[begin Source material]
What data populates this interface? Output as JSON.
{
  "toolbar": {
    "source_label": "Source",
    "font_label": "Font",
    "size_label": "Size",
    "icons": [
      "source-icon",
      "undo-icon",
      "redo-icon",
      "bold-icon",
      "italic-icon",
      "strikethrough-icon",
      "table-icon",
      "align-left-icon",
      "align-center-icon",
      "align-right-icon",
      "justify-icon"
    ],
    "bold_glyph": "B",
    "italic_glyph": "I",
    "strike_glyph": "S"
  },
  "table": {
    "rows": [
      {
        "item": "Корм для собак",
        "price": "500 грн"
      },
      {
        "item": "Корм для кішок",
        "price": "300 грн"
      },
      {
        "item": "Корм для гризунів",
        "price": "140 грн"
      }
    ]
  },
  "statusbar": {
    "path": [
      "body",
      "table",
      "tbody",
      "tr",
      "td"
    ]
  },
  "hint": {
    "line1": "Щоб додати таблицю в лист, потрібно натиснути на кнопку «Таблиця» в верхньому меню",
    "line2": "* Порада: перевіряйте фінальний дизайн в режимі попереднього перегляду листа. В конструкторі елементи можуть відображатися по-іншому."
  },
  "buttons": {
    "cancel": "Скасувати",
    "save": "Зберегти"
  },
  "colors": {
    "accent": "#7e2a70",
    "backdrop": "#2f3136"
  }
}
[end Source material]
[begin Source material]
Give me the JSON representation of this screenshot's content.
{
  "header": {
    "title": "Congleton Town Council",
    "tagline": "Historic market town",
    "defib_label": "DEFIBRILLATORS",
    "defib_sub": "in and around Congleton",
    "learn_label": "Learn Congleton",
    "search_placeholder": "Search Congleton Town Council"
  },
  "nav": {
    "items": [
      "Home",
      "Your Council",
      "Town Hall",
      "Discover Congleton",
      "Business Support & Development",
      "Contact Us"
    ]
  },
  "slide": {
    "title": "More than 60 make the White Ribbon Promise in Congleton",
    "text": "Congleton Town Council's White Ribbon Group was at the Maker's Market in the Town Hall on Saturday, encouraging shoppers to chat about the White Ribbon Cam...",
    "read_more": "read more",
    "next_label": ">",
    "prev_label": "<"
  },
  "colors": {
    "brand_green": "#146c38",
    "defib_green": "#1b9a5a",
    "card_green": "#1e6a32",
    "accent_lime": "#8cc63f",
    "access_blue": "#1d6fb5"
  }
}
[end Source material]
→ Objective:
In the records above, locate every line with the string "Hall" and copy it.

→ Response below:
      "Town Hall",
    "text": "Congleton Town Council's White Ribbon Group was at the Maker's Market in the Town Hall on Saturday, encouraging shoppers to chat about the White Ribbon Cam...",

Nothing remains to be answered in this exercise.